**** RECORDS FOR THIS EXERCISE ****
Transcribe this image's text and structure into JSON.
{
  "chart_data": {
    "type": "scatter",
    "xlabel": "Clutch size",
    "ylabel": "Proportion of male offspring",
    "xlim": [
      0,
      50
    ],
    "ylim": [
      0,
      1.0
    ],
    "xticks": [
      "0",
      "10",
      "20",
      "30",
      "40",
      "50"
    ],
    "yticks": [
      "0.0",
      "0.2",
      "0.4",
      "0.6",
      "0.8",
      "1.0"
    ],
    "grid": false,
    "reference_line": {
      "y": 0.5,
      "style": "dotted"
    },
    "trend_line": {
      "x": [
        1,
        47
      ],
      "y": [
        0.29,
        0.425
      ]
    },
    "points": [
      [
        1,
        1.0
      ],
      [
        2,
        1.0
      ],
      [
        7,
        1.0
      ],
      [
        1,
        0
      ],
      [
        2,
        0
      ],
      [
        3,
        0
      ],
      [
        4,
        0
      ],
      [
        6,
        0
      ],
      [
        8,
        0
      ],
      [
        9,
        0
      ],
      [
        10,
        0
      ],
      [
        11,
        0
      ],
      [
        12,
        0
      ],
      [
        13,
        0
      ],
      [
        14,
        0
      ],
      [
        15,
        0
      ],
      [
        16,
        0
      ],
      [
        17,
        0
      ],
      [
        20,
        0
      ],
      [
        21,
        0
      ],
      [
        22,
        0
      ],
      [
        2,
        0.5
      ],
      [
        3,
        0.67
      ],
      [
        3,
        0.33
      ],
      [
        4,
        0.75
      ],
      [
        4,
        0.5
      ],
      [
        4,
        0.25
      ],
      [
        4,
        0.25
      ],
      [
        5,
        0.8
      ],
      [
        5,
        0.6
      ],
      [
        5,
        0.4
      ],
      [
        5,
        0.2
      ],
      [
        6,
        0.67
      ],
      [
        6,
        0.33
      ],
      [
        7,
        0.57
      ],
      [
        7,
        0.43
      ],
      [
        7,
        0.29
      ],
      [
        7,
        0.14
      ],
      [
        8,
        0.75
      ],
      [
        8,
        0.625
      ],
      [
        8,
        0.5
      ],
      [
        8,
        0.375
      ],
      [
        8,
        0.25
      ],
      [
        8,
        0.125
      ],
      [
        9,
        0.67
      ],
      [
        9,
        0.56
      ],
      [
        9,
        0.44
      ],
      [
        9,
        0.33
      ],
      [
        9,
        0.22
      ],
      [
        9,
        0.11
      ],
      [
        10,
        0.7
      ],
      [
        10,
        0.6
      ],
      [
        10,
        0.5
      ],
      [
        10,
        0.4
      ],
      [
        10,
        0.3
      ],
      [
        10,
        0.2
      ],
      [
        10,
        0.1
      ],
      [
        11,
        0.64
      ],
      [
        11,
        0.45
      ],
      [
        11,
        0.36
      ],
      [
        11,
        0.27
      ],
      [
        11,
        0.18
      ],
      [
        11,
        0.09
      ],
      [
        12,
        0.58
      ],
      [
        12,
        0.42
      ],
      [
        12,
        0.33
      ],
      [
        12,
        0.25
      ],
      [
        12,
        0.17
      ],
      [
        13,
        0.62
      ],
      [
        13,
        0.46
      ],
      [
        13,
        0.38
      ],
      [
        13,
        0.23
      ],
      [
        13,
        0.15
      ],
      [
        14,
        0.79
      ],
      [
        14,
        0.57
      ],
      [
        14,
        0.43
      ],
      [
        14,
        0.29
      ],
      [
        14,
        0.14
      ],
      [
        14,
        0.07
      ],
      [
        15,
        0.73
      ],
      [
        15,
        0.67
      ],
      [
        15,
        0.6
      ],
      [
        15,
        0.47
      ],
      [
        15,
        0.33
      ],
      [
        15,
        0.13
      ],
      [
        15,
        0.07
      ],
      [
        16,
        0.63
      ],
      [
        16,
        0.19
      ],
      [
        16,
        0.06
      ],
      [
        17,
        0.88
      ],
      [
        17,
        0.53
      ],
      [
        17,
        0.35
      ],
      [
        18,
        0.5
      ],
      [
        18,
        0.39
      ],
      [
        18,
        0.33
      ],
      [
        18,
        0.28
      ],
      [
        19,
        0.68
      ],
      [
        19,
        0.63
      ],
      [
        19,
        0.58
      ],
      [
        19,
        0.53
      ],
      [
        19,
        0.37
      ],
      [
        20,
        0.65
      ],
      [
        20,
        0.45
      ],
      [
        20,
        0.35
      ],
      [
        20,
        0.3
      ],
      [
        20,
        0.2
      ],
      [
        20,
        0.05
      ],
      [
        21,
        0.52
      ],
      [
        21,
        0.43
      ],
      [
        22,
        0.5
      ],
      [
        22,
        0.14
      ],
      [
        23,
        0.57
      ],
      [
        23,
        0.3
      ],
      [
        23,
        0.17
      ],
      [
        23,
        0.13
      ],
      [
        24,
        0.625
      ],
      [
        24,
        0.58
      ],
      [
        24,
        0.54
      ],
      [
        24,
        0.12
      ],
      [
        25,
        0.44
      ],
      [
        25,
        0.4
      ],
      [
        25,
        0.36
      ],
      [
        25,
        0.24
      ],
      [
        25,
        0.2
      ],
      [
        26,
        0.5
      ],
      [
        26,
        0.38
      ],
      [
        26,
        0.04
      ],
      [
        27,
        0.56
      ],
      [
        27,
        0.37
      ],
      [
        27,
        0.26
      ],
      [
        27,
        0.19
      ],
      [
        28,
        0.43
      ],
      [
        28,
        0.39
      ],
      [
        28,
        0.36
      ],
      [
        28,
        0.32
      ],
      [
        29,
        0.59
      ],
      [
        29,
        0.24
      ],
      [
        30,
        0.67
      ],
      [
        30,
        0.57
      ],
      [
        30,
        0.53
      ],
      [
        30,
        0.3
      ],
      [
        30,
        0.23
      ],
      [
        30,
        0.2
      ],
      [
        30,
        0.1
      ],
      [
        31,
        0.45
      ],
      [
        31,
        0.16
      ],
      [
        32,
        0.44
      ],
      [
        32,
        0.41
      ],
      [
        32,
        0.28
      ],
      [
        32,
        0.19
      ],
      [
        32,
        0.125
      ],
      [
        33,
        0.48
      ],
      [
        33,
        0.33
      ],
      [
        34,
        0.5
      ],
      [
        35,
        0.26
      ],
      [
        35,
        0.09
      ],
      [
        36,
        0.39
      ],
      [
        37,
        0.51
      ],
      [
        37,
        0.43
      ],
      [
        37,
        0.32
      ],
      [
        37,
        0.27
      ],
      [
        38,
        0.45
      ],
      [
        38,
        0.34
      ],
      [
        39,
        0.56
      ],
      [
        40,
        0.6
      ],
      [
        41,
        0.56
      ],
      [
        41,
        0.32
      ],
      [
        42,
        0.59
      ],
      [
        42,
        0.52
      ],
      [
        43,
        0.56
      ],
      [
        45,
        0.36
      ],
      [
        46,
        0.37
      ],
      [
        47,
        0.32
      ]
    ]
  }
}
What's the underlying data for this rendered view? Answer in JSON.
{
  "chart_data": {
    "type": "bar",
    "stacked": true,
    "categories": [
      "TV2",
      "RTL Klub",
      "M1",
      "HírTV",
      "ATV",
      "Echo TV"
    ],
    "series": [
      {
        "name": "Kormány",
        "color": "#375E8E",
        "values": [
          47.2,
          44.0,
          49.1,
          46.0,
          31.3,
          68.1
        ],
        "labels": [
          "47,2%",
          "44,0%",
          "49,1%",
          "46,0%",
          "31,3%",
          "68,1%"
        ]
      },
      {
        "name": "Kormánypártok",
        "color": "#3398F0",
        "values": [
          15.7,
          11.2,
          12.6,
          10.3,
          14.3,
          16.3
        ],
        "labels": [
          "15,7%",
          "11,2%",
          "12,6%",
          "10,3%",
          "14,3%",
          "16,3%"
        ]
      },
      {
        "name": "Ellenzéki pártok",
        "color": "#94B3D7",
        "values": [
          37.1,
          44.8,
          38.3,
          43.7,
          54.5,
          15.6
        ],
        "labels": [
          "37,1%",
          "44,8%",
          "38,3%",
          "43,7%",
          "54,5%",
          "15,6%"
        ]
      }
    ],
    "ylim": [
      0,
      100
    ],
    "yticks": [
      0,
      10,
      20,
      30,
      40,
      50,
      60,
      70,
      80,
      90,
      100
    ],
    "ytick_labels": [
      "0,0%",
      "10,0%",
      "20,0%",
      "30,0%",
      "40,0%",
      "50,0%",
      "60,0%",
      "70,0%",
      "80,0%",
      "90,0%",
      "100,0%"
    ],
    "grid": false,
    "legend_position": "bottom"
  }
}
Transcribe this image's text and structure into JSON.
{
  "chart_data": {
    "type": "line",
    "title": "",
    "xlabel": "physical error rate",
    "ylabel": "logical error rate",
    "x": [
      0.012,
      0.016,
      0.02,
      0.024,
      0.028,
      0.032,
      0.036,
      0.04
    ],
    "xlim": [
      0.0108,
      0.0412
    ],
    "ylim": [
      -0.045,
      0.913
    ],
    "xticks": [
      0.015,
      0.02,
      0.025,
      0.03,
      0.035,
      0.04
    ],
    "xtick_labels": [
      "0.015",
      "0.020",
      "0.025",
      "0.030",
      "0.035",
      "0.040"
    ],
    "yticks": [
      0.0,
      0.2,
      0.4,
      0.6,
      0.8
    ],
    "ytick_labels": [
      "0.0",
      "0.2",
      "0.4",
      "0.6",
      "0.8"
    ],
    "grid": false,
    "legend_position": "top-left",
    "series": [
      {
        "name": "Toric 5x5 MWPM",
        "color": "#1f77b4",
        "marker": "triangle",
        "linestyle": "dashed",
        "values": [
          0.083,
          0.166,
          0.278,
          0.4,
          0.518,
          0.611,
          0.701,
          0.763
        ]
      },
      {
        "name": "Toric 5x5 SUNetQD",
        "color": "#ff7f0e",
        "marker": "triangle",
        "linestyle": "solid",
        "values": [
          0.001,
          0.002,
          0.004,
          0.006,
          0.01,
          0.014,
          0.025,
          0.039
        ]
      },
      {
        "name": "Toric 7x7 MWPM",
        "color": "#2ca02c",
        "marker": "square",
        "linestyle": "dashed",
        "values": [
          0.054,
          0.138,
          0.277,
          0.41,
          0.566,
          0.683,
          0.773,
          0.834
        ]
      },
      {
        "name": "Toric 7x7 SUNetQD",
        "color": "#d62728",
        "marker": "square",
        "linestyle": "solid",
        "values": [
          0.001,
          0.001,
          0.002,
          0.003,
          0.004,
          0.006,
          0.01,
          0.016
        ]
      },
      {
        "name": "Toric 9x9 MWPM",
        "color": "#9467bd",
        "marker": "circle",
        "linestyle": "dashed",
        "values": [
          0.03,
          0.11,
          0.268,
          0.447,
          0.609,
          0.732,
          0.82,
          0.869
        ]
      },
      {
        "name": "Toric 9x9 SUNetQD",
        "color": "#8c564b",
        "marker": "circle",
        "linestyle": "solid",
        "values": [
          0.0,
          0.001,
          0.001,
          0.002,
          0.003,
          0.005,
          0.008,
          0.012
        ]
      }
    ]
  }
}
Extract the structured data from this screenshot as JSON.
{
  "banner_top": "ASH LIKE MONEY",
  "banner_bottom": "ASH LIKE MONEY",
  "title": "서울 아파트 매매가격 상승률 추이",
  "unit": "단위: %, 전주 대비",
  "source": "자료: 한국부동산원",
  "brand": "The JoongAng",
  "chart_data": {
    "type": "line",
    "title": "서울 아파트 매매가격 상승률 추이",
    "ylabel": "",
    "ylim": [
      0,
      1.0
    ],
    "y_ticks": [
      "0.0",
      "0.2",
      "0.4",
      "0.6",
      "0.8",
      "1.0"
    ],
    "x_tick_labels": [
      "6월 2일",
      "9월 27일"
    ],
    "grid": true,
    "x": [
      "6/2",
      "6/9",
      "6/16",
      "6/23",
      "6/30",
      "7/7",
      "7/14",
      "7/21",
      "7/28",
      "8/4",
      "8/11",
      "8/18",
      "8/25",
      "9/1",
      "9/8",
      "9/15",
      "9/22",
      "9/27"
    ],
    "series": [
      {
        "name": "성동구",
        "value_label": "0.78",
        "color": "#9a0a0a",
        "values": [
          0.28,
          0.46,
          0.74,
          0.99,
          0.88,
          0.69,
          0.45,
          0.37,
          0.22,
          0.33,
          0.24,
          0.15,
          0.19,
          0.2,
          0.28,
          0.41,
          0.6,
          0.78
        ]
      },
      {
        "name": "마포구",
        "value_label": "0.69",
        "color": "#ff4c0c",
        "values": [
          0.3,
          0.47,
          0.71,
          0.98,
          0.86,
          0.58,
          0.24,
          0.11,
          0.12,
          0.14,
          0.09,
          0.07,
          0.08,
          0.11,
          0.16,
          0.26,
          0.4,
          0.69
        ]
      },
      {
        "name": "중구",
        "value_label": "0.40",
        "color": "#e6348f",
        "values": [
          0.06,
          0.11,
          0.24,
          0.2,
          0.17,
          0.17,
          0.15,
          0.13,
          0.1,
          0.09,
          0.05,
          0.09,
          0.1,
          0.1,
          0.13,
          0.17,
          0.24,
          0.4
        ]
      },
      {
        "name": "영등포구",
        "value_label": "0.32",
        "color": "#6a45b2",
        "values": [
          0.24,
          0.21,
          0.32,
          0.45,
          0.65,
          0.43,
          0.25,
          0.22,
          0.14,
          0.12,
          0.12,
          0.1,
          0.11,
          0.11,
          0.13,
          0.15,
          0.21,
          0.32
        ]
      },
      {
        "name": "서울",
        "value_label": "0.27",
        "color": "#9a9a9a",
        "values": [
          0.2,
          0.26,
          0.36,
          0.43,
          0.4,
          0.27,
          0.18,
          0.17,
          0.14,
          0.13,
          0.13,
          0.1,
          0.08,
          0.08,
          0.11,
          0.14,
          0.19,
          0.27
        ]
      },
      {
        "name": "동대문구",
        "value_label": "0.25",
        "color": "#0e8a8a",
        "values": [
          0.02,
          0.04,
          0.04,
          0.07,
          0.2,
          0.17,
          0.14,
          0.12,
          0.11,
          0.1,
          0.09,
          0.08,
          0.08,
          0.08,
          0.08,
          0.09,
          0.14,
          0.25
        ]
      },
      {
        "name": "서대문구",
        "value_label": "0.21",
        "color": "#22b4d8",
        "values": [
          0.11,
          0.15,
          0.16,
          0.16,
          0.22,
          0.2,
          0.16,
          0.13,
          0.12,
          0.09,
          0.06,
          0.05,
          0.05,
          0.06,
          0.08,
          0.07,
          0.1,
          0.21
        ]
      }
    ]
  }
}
****
AIM: Pick out every line above that contains the word "error" and copy it.

RESULT:
    "xlabel": "physical error rate",
    "ylabel": "logical error rate",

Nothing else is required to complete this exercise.